AIM: Copy out all of the data below with no alterations.

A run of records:
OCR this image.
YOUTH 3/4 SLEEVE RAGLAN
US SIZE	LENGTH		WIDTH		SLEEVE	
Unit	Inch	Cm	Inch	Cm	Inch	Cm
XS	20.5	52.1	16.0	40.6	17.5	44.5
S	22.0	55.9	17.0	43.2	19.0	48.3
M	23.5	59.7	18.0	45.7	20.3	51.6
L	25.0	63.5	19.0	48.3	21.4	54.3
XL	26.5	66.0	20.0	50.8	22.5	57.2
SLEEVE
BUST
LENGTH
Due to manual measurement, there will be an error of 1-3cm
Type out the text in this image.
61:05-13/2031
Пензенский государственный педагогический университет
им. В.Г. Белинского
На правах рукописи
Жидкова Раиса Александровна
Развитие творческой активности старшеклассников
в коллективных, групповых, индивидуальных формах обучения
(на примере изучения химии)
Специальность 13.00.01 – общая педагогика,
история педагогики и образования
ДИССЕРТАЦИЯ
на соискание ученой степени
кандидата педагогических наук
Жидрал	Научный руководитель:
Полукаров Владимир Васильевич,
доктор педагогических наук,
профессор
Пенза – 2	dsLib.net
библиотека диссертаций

SOLVED EXERCISE:
OCR this image.
YOUTH 3/4 SLEEVE RAGLAN
US SIZE	LENGTH		WIDTH		SLEEVE	
Unit	Inch	Cm	Inch	Cm	Inch	Cm
XS	20.5	52.1	16.0	40.6	17.5	44.5
S	22.0	55.9	17.0	43.2	19.0	48.3
M	23.5	59.7	18.0	45.7	20.3	51.6
L	25.0	63.5	19.0	48.3	21.4	54.3
XL	26.5	66.0	20.0	50.8	22.5	57.2
SLEEVE
BUST
LENGTH
Due to manual measurement, there will be an error of 1-3cm
Type out the text in this image.
61:05-13/2031
Пензенский государственный педагогический университет
им. В.Г. Белинского
На правах рукописи
Жидкова Раиса Александровна
Развитие творческой активности старшеклассников
в коллективных, групповых, индивидуальных формах обучения
(на примере изучения химии)
Специальность 13.00.01 – общая педагогика,
история педагогики и образования
ДИССЕРТАЦИЯ
на соискание ученой степени
кандидата педагогических наук
Жидрал	Научный руководитель:
Полукаров Владимир Васильевич,
доктор педагогических наук,
профессор
Пенза – 2	dsLib.net
библиотека диссертаций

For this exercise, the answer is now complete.